■ Given instruction
Write each record again exactly as it stands.

• • •

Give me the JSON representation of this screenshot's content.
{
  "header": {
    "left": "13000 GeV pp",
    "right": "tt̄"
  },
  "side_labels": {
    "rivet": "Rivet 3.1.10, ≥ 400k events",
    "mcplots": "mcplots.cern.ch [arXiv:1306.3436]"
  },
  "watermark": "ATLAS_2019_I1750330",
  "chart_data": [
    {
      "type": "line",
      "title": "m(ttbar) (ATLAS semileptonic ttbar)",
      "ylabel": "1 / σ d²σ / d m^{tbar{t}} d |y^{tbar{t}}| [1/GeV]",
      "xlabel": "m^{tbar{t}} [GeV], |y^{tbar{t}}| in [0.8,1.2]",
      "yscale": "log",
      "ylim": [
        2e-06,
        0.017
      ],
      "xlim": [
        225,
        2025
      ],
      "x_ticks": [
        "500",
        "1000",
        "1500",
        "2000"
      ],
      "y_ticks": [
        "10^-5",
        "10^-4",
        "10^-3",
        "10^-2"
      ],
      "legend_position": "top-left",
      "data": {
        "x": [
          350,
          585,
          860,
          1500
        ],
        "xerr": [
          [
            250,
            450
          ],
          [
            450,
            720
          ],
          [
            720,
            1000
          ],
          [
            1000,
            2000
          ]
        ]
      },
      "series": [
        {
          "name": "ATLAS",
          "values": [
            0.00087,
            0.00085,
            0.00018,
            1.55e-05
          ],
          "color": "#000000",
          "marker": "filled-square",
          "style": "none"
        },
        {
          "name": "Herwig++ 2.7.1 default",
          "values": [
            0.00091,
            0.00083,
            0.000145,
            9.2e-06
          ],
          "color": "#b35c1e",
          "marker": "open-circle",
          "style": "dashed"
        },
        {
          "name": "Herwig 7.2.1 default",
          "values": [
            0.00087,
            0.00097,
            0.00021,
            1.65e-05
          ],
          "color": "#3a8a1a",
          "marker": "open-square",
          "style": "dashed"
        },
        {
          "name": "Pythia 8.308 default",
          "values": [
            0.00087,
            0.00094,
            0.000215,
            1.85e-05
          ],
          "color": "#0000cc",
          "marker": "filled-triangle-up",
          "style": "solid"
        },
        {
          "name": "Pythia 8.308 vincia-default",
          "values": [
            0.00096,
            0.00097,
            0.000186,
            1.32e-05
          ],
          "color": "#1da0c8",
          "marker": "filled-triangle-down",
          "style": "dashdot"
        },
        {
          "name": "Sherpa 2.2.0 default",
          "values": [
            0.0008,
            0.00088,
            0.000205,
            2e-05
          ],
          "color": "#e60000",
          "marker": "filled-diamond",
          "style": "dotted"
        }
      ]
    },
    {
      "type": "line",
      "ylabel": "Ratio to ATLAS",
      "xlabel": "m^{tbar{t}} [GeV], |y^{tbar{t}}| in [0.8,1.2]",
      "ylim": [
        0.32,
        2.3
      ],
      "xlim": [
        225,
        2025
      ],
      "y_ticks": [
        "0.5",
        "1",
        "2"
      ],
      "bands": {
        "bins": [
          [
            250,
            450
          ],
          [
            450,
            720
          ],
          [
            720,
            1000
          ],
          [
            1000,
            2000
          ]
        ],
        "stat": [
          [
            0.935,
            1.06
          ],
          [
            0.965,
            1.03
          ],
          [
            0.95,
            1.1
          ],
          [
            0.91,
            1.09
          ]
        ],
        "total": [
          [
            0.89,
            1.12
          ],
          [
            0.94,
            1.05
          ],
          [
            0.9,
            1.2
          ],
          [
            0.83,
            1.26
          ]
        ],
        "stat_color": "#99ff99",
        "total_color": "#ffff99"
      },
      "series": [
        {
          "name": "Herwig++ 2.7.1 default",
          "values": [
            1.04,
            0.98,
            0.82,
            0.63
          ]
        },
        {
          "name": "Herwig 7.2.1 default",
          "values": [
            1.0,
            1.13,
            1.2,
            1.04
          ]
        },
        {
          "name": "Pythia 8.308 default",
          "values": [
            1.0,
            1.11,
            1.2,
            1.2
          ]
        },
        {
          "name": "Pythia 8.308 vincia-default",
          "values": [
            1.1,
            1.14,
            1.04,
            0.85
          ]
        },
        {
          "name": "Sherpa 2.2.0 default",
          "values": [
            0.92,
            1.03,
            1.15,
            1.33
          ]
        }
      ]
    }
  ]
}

• • •

■ Exercise result
Give me the JSON representation of this screenshot's content.
{
  "header": {
    "left": "13000 GeV pp",
    "right": "tt̄"
  },
  "side_labels": {
    "rivet": "Rivet 3.1.10, ≥ 400k events",
    "mcplots": "mcplots.cern.ch [arXiv:1306.3436]"
  },
  "watermark": "ATLAS_2019_I1750330",
  "chart_data": [
    {
      "type": "line",
      "title": "m(ttbar) (ATLAS semileptonic ttbar)",
      "ylabel": "1 / σ d²σ / d m^{tbar{t}} d |y^{tbar{t}}| [1/GeV]",
      "xlabel": "m^{tbar{t}} [GeV], |y^{tbar{t}}| in [0.8,1.2]",
      "yscale": "log",
      "ylim": [
        2e-06,
        0.017
      ],
      "xlim": [
        225,
        2025
      ],
      "x_ticks": [
        "500",
        "1000",
        "1500",
        "2000"
      ],
      "y_ticks": [
        "10^-5",
        "10^-4",
        "10^-3",
        "10^-2"
      ],
      "legend_position": "top-left",
      "data": {
        "x": [
          350,
          585,
          860,
          1500
        ],
        "xerr": [
          [
            250,
            450
          ],
          [
            450,
            720
          ],
          [
            720,
            1000
          ],
          [
            1000,
            2000
          ]
        ]
      },
      "series": [
        {
          "name": "ATLAS",
          "values": [
            0.00087,
            0.00085,
            0.00018,
            1.55e-05
          ],
          "color": "#000000",
          "marker": "filled-square",
          "style": "none"
        },
        {
          "name": "Herwig++ 2.7.1 default",
          "values": [
            0.00091,
            0.00083,
            0.000145,
            9.2e-06
          ],
          "color": "#b35c1e",
          "marker": "open-circle",
          "style": "dashed"
        },
        {
          "name": "Herwig 7.2.1 default",
          "values": [
            0.00087,
            0.00097,
            0.00021,
            1.65e-05
          ],
          "color": "#3a8a1a",
          "marker": "open-square",
          "style": "dashed"
        },
        {
          "name": "Pythia 8.308 default",
          "values": [
            0.00087,
            0.00094,
            0.000215,
            1.85e-05
          ],
          "color": "#0000cc",
          "marker": "filled-triangle-up",
          "style": "solid"
        },
        {
          "name": "Pythia 8.308 vincia-default",
          "values": [
            0.00096,
            0.00097,
            0.000186,
            1.32e-05
          ],
          "color": "#1da0c8",
          "marker": "filled-triangle-down",
          "style": "dashdot"
        },
        {
          "name": "Sherpa 2.2.0 default",
          "values": [
            0.0008,
            0.00088,
            0.000205,
            2e-05
          ],
          "color": "#e60000",
          "marker": "filled-diamond",
          "style": "dotted"
        }
      ]
    },
    {
      "type": "line",
      "ylabel": "Ratio to ATLAS",
      "xlabel": "m^{tbar{t}} [GeV], |y^{tbar{t}}| in [0.8,1.2]",
      "ylim": [
        0.32,
        2.3
      ],
      "xlim": [
        225,
        2025
      ],
      "y_ticks": [
        "0.5",
        "1",
        "2"
      ],
      "bands": {
        "bins": [
          [
            250,
            450
          ],
          [
            450,
            720
          ],
          [
            720,
            1000
          ],
          [
            1000,
            2000
          ]
        ],
        "stat": [
          [
            0.935,
            1.06
          ],
          [
            0.965,
            1.03
          ],
          [
            0.95,
            1.1
          ],
          [
            0.91,
            1.09
          ]
        ],
        "total": [
          [
            0.89,
            1.12
          ],
          [
            0.94,
            1.05
          ],
          [
            0.9,
            1.2
          ],
          [
            0.83,
            1.26
          ]
        ],
        "stat_color": "#99ff99",
        "total_color": "#ffff99"
      },
      "series": [
        {
          "name": "Herwig++ 2.7.1 default",
          "values": [
            1.04,
            0.98,
            0.82,
            0.63
          ]
        },
        {
          "name": "Herwig 7.2.1 default",
          "values": [
            1.0,
            1.13,
            1.2,
            1.04
          ]
        },
        {
          "name": "Pythia 8.308 default",
          "values": [
            1.0,
            1.11,
            1.2,
            1.2
          ]
        },
        {
          "name": "Pythia 8.308 vincia-default",
          "values": [
            1.1,
            1.14,
            1.04,
            0.85
          ]
        },
        {
          "name": "Sherpa 2.2.0 default",
          "values": [
            0.92,
            1.03,
            1.15,
            1.33
          ]
        }
      ]
    }
  ]
}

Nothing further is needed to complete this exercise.